WORK TO COMPLETE -> Print the records from the line that contains "Itemize the components" up to and including the line that contains "bar [357, 481, 362, 526]", leaving the pictures out of your answer.

EXERCISE INPUT ->
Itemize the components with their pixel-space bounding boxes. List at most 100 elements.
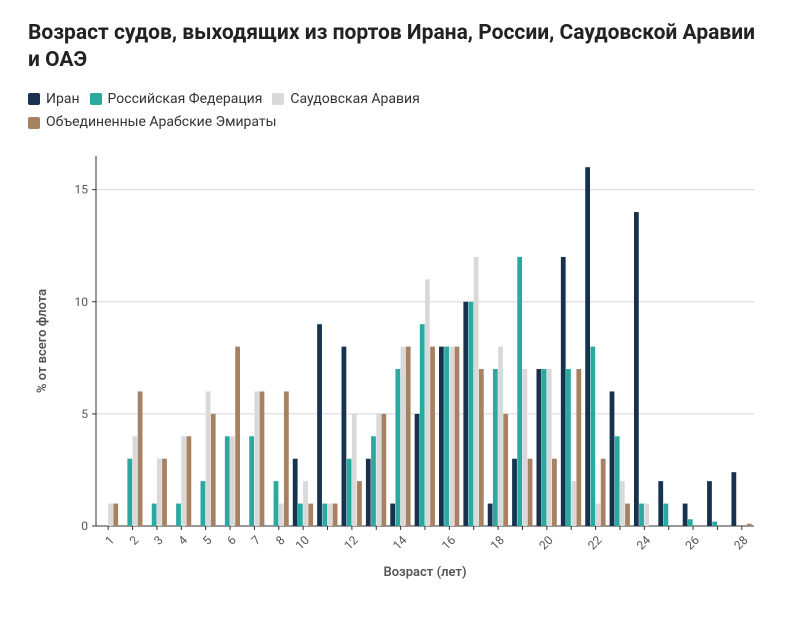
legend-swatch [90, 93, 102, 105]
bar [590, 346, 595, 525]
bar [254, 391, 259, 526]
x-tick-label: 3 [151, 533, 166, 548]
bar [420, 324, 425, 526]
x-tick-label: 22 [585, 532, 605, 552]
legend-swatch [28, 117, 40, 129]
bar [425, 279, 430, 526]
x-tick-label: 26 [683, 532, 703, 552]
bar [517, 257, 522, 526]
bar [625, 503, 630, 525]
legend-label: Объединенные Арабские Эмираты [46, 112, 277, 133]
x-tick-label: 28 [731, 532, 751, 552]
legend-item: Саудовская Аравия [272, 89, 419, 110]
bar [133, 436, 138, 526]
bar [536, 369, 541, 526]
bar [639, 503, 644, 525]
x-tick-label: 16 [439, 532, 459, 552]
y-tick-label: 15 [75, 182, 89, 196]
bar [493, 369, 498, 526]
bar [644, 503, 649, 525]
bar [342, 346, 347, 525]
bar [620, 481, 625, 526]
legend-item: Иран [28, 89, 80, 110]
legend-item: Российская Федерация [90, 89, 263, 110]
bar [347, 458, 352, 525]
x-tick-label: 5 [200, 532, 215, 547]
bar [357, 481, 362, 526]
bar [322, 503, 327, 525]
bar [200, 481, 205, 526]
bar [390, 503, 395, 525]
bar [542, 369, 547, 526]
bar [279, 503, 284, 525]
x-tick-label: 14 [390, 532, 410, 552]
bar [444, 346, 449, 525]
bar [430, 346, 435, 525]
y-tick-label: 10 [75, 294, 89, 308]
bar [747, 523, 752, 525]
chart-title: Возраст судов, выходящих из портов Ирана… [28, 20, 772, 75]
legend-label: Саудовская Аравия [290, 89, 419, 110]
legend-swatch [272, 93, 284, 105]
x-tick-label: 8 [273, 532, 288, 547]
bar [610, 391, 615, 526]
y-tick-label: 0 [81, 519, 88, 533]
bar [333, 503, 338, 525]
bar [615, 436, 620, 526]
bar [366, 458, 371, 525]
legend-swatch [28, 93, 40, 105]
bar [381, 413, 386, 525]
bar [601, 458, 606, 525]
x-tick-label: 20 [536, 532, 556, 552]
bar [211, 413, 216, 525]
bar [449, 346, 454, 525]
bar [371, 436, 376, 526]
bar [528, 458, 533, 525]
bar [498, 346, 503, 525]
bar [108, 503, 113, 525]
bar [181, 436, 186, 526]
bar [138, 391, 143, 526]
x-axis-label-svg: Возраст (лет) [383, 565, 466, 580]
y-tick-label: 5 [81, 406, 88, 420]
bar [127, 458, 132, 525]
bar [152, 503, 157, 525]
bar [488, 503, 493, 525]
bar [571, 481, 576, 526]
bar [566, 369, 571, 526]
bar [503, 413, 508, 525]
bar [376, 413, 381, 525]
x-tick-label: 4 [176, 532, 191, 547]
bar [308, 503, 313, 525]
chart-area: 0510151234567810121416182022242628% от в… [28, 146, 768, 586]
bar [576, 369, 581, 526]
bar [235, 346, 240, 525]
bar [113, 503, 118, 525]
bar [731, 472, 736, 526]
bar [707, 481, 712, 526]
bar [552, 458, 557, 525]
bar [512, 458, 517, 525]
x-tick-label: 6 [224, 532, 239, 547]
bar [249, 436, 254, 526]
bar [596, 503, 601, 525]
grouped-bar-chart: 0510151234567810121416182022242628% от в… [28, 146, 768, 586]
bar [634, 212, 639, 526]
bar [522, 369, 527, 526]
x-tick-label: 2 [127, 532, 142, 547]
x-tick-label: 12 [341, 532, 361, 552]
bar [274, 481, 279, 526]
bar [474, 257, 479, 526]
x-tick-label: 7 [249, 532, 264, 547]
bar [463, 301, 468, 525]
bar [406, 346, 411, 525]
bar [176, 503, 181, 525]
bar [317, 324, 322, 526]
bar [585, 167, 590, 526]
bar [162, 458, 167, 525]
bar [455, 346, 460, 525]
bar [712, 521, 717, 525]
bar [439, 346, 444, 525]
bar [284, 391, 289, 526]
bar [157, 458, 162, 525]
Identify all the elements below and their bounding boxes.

...

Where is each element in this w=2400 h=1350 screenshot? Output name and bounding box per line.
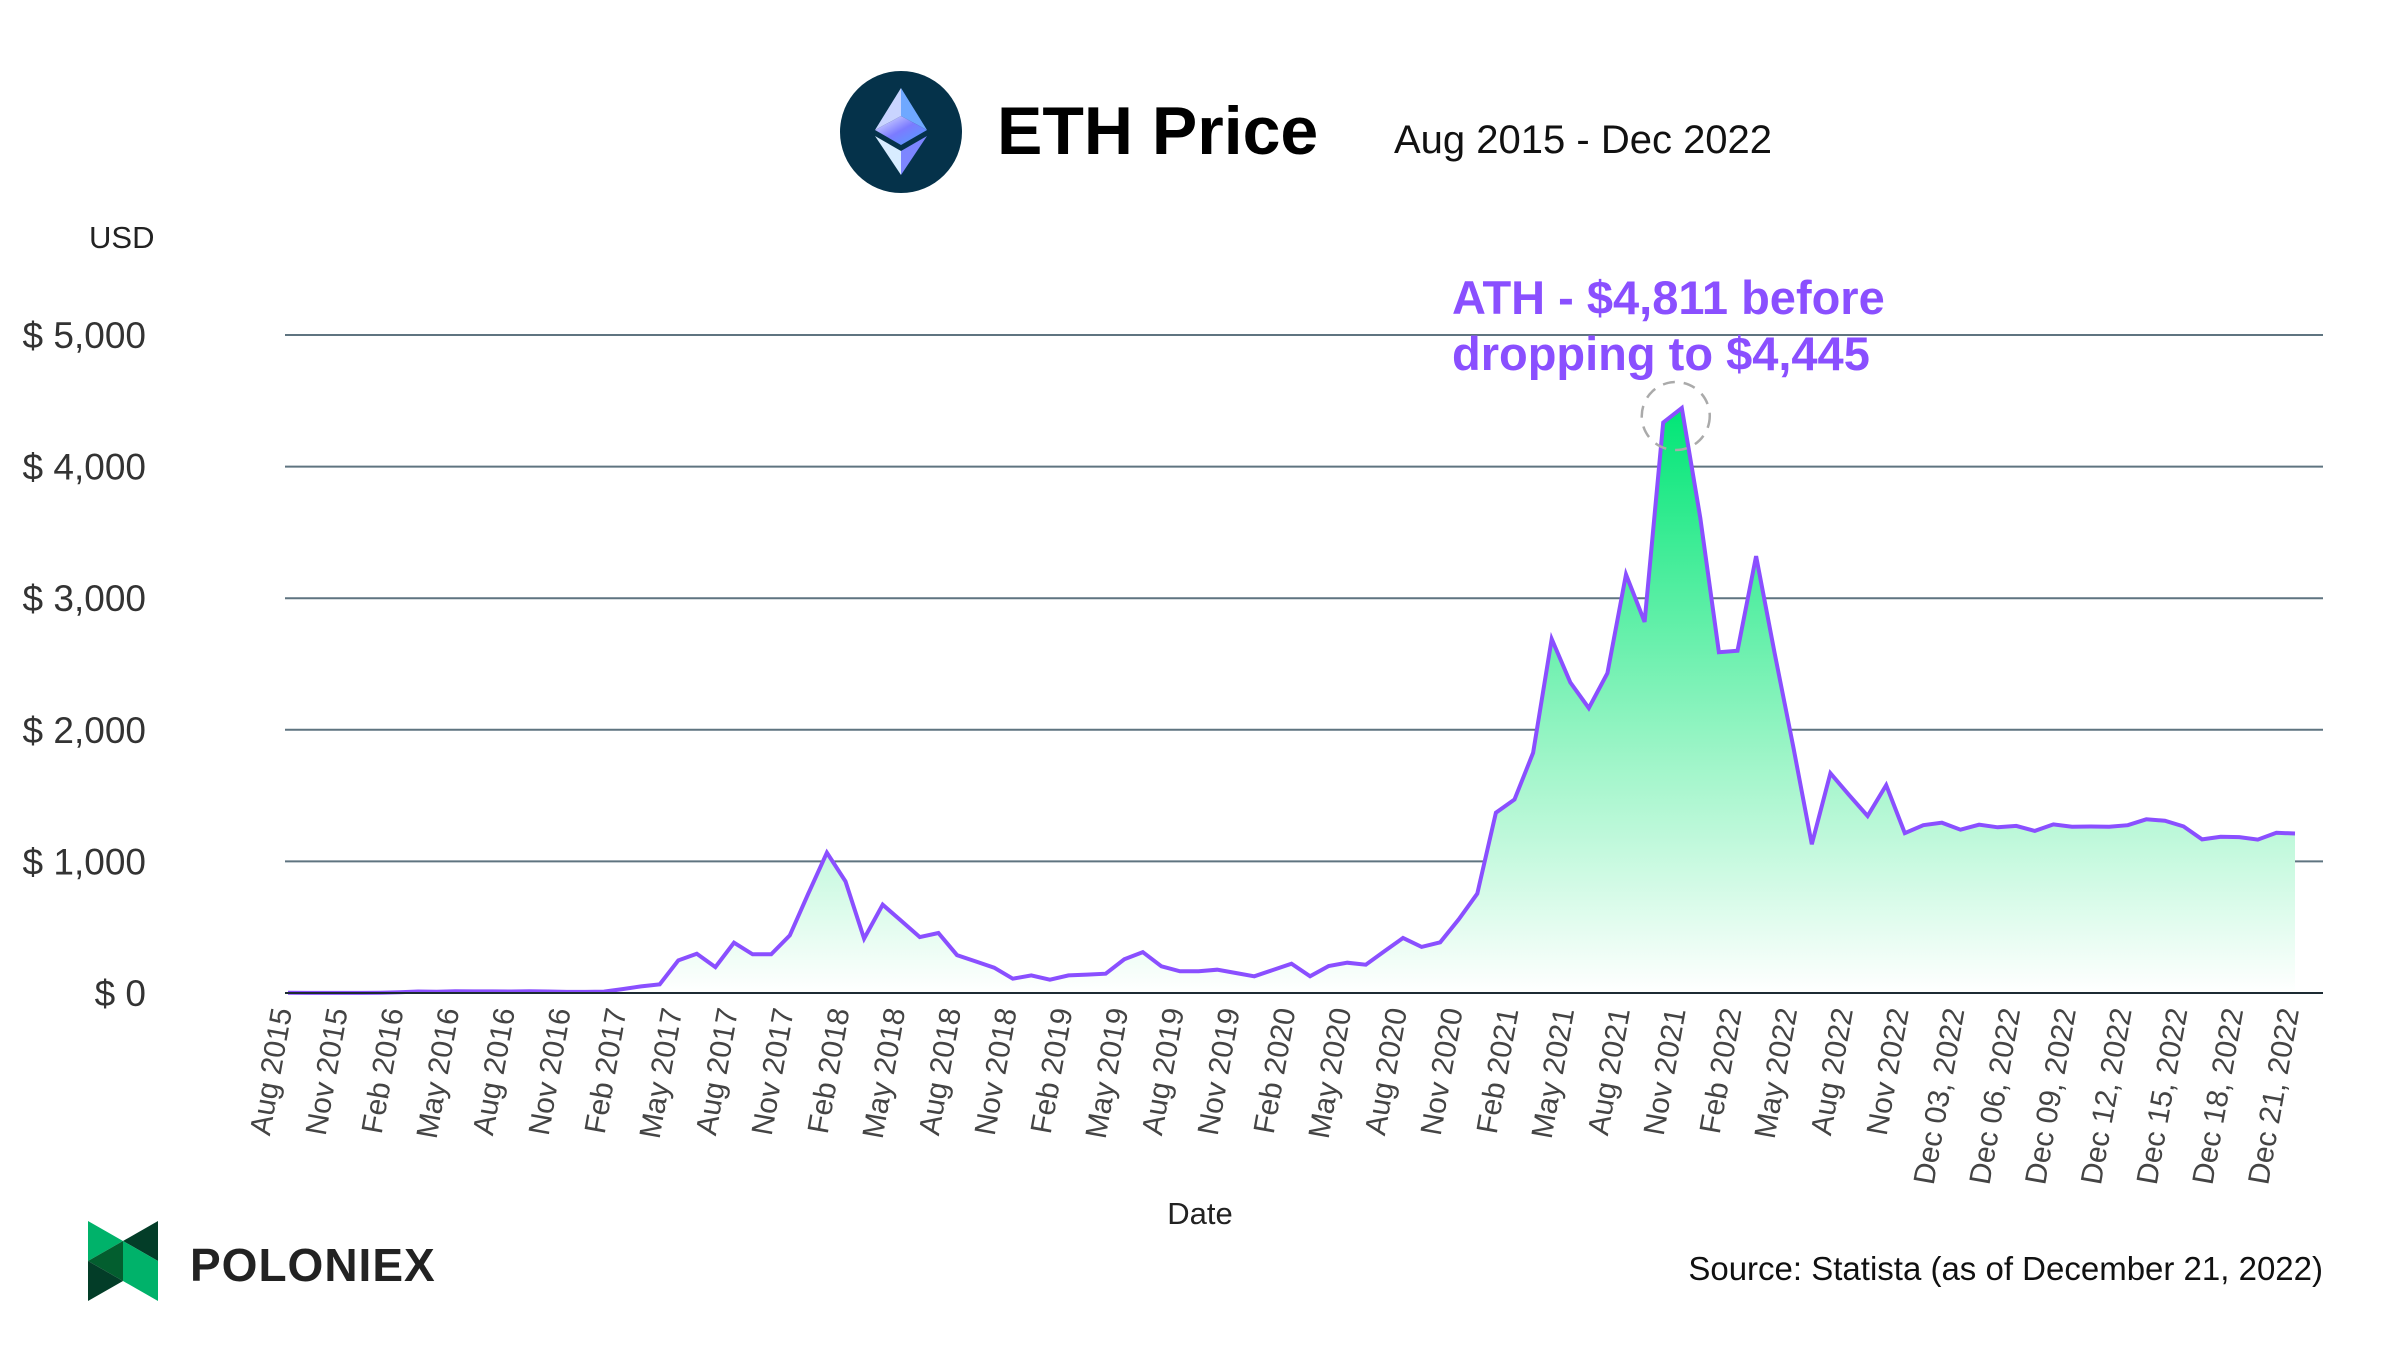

EXPECTED ANSWER ->
Itemize the components with their pixel-space bounding boxes. List at most 100 elements.
legend-swatch [90, 93, 102, 105]
bar [590, 346, 595, 525]
bar [254, 391, 259, 526]
x-tick-label: 3 [151, 533, 166, 548]
bar [420, 324, 425, 526]
x-tick-label: 22 [585, 532, 605, 552]
legend-swatch [28, 117, 40, 129]
bar [425, 279, 430, 526]
x-tick-label: 26 [683, 532, 703, 552]
bar [517, 257, 522, 526]
bar [625, 503, 630, 525]
legend-label: Объединенные Арабские Эмираты [46, 112, 277, 133]
x-tick-label: 28 [731, 532, 751, 552]
legend-item: Саудовская Аравия [272, 89, 419, 110]
bar [133, 436, 138, 526]
bar [536, 369, 541, 526]
bar [639, 503, 644, 525]
x-tick-label: 16 [439, 532, 459, 552]
y-tick-label: 15 [75, 182, 89, 196]
bar [493, 369, 498, 526]
bar [644, 503, 649, 525]
bar [342, 346, 347, 525]
bar [620, 481, 625, 526]
legend-item: Иран [28, 89, 80, 110]
legend-item: Российская Федерация [90, 89, 263, 110]
bar [347, 458, 352, 525]
x-tick-label: 5 [200, 532, 215, 547]
bar [357, 481, 362, 526]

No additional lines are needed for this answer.